• _What this task involves_
Please copy out the items from the first line through the line containing "billed-date-to-value: mm/dd/yyyy xyxy=(487,198,613,222)", without changing anything.

• _Saved entries_
>> start

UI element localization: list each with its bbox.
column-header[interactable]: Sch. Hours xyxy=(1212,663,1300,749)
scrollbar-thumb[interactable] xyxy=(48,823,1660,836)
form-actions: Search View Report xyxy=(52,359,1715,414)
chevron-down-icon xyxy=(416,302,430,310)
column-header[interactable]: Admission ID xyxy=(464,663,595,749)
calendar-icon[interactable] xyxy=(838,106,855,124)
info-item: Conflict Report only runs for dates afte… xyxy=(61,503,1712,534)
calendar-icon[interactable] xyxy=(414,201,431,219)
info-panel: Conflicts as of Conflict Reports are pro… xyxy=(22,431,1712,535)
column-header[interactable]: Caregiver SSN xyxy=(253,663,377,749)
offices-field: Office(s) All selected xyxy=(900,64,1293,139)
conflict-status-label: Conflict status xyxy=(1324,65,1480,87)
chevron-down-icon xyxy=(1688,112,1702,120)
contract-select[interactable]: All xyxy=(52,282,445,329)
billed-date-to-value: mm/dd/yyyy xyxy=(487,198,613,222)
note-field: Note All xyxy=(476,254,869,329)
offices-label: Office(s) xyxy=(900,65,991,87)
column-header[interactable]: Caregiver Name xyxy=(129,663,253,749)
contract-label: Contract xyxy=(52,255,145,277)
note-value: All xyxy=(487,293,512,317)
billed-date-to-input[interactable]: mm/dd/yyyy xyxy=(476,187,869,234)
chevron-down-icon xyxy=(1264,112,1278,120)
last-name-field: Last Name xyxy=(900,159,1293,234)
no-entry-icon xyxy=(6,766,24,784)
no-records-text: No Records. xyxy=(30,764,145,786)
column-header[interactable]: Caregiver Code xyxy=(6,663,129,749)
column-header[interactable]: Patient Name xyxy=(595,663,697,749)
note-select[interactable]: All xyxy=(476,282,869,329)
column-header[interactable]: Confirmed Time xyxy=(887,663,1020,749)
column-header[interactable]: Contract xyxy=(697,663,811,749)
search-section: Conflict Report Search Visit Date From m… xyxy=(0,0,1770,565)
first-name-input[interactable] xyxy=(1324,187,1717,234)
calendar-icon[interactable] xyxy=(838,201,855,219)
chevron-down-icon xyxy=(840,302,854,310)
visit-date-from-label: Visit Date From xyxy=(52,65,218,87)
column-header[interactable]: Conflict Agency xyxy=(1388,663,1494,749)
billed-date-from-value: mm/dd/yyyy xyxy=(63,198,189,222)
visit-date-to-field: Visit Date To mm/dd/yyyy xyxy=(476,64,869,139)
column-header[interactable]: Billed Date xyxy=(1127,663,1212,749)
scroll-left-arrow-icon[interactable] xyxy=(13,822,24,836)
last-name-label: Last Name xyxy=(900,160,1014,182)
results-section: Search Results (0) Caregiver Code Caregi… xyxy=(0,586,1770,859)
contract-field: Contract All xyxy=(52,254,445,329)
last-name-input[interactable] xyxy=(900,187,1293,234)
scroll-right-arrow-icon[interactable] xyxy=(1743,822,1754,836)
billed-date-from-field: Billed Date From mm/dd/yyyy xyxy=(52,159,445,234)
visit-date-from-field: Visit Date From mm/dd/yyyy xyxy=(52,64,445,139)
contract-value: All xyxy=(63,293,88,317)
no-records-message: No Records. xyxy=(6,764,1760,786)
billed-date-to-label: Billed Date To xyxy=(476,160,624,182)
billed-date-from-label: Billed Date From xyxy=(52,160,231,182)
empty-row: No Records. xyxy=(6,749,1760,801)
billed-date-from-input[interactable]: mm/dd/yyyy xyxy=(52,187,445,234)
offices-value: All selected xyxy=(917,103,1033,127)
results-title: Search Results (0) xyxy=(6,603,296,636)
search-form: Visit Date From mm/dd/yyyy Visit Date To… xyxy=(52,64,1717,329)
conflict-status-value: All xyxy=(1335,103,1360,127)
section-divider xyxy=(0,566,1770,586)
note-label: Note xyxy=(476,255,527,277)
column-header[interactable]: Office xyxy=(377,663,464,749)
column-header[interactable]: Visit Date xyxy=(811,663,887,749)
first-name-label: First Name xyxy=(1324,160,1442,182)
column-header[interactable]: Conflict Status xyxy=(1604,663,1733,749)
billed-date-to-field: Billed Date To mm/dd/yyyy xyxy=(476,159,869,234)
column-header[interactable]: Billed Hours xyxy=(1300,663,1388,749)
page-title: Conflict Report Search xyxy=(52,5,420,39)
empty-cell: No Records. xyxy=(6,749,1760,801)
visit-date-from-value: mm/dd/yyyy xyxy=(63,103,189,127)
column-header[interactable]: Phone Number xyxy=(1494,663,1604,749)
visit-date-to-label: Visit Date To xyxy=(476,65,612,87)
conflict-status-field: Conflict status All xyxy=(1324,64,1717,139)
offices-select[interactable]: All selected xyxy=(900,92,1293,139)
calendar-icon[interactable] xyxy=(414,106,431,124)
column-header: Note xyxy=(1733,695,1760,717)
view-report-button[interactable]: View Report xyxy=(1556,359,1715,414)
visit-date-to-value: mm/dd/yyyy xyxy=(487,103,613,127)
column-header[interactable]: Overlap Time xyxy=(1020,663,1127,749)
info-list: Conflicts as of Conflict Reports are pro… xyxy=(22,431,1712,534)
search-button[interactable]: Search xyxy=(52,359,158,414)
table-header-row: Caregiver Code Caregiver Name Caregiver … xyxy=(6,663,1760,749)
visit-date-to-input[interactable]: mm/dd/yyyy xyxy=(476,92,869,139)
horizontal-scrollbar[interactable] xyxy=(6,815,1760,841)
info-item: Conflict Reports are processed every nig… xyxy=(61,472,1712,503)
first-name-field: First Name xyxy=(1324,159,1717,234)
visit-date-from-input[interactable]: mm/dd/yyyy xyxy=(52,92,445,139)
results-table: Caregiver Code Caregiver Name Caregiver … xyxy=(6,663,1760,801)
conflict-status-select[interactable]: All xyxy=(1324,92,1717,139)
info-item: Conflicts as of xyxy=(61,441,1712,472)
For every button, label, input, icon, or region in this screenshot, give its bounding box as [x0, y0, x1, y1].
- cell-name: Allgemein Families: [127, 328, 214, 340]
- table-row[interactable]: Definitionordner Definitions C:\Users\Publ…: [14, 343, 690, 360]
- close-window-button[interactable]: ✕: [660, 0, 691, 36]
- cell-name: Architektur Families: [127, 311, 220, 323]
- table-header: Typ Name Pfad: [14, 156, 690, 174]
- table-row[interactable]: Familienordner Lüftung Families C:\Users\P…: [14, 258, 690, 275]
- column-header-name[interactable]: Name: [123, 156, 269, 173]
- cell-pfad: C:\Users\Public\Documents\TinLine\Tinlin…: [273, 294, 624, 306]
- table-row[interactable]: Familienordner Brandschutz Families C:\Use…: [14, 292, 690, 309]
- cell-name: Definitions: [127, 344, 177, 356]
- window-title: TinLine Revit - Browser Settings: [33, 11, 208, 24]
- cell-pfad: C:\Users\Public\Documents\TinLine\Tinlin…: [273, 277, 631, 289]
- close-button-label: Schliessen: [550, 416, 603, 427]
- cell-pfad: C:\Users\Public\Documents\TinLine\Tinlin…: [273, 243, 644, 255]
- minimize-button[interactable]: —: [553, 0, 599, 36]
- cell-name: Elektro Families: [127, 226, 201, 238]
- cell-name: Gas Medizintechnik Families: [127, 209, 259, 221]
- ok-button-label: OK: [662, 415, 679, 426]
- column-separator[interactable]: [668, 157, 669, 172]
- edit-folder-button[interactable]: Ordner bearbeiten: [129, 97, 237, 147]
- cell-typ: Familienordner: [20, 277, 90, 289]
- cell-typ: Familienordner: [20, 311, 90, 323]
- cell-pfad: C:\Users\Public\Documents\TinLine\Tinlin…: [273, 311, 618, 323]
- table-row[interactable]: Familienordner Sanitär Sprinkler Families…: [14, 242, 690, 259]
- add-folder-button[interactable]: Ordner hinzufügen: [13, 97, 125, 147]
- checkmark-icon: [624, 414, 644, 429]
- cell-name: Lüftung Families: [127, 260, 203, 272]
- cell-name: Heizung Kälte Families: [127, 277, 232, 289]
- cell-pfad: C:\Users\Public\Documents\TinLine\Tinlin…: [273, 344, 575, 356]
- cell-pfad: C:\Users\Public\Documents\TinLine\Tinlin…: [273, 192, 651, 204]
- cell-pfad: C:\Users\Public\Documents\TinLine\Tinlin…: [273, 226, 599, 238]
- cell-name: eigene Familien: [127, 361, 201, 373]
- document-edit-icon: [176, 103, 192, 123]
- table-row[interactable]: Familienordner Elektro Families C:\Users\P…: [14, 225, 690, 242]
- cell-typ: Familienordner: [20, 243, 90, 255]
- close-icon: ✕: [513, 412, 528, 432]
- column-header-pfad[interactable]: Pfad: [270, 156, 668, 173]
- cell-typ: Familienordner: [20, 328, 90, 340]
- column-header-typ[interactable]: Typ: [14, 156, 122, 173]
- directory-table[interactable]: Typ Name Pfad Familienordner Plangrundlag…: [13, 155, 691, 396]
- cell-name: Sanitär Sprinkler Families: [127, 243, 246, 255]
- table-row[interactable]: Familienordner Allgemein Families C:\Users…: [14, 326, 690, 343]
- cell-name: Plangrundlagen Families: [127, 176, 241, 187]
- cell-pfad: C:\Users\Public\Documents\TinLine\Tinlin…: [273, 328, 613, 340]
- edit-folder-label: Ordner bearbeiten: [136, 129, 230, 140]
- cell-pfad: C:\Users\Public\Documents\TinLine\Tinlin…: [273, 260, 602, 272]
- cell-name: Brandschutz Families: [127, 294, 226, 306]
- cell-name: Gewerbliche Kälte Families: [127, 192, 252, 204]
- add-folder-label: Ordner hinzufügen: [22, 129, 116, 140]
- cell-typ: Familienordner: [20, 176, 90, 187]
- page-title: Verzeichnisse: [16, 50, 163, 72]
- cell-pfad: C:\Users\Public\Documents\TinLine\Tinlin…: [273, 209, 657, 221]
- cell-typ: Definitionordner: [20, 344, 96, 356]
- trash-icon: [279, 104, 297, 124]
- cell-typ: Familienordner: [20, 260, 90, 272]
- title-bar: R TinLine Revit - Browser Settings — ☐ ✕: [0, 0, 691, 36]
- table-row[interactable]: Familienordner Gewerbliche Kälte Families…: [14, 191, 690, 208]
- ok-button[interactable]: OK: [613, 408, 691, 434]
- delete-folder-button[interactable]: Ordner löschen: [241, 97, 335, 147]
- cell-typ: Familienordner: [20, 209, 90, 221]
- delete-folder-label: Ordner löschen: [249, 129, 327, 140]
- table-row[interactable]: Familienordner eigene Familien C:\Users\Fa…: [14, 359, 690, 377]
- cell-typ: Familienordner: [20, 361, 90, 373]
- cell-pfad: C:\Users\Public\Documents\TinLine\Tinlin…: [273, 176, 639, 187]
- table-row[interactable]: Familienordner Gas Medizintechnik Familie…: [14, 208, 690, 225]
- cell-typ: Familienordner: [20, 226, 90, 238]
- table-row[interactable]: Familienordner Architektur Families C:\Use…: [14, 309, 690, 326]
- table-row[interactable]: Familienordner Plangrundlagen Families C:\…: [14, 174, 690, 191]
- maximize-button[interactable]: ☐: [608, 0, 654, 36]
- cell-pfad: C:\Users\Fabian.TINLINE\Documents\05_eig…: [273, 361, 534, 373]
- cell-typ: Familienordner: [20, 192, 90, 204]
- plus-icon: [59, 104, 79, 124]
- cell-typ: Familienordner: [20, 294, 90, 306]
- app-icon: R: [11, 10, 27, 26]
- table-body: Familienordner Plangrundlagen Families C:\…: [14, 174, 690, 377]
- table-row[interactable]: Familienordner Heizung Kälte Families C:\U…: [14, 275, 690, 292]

>> end

• _Written answer_
UI element localization: list each with its bbox.
column-header[interactable]: Sch. Hours xyxy=(1212,663,1300,749)
scrollbar-thumb[interactable] xyxy=(48,823,1660,836)
form-actions: Search View Report xyxy=(52,359,1715,414)
chevron-down-icon xyxy=(416,302,430,310)
column-header[interactable]: Admission ID xyxy=(464,663,595,749)
calendar-icon[interactable] xyxy=(838,106,855,124)
info-item: Conflict Report only runs for dates afte… xyxy=(61,503,1712,534)
calendar-icon[interactable] xyxy=(414,201,431,219)
info-panel: Conflicts as of Conflict Reports are pro… xyxy=(22,431,1712,535)
column-header[interactable]: Caregiver SSN xyxy=(253,663,377,749)
offices-field: Office(s) All selected xyxy=(900,64,1293,139)
conflict-status-label: Conflict status xyxy=(1324,65,1480,87)
chevron-down-icon xyxy=(1688,112,1702,120)
contract-select[interactable]: All xyxy=(52,282,445,329)
billed-date-to-value: mm/dd/yyyy xyxy=(487,198,613,222)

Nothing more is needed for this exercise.